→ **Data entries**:
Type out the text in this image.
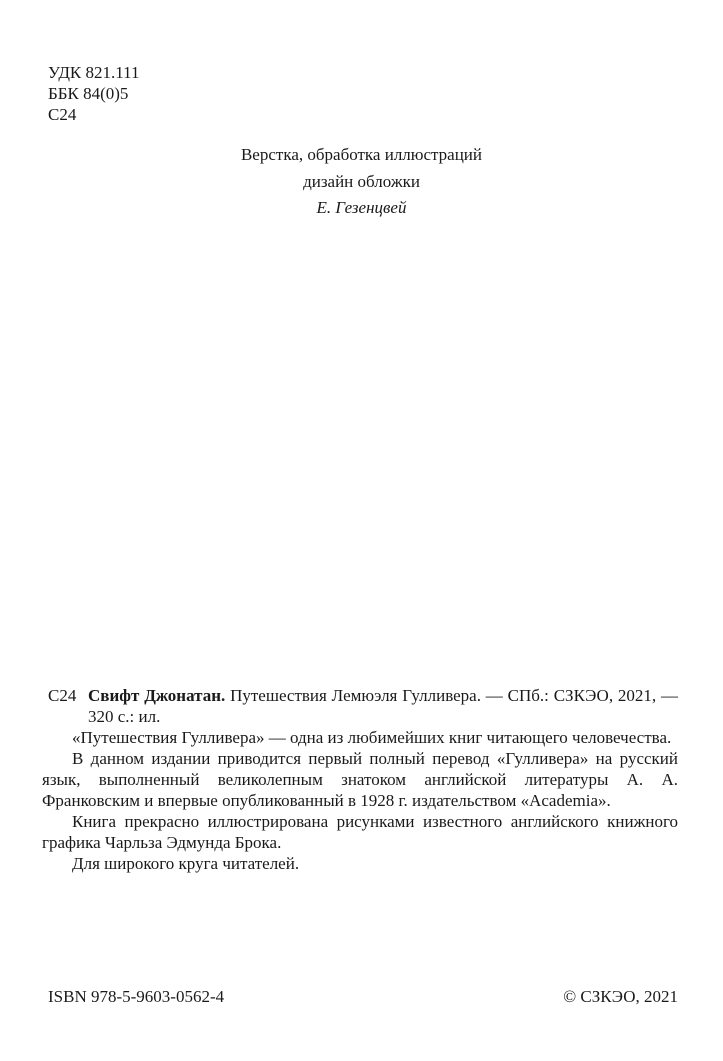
УДК 821.111
ББК 84(0)5
С24
Верстка, обработка иллюстраций
дизайн обложки
Е. Гезенцвей
С24 Свифт Джонатан. Путешествия Лемюэля Гулливера. — СПб.: СЗКЭО, 2021, — 320 с.: ил.

«Путешествия Гулливера» — одна из любимейших книг читающего человечества.

В данном издании приводится первый полный перевод «Гулливера» на русский язык, выполненный великолепным знатоком английской литературы А. А. Франковским и впервые опубликованный в 1928 г. издательством «Academia».

Книга прекрасно иллюстрирована рисунками известного английского книжного графика Чарльза Эдмунда Брока.

Для широкого круга читателей.

ISBN 978-5-9603-0562-4	© СЗКЭО, 2021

→ **What the task requires**:
Exactly reproduce the entries above, minus the pictures.

→ **The answer**:
Type out the text in this image.
УДК 821.111
ББК 84(0)5
С24
Верстка, обработка иллюстраций
дизайн обложки
Е. Гезенцвей
С24 Свифт Джонатан. Путешествия Лемюэля Гулливера. — СПб.: СЗКЭО, 2021, — 320 с.: ил.

«Путешествия Гулливера» — одна из любимейших книг читающего человечества.

В данном издании приводится первый полный перевод «Гулливера» на русский язык, выполненный великолепным знатоком английской литературы А. А. Франковским и впервые опубликованный в 1928 г. издательством «Academia».

Книга прекрасно иллюстрирована рисунками известного английского книжного графика Чарльза Эдмунда Брока.

Для широкого круга читателей.

ISBN 978-5-9603-0562-4	© СЗКЭО, 2021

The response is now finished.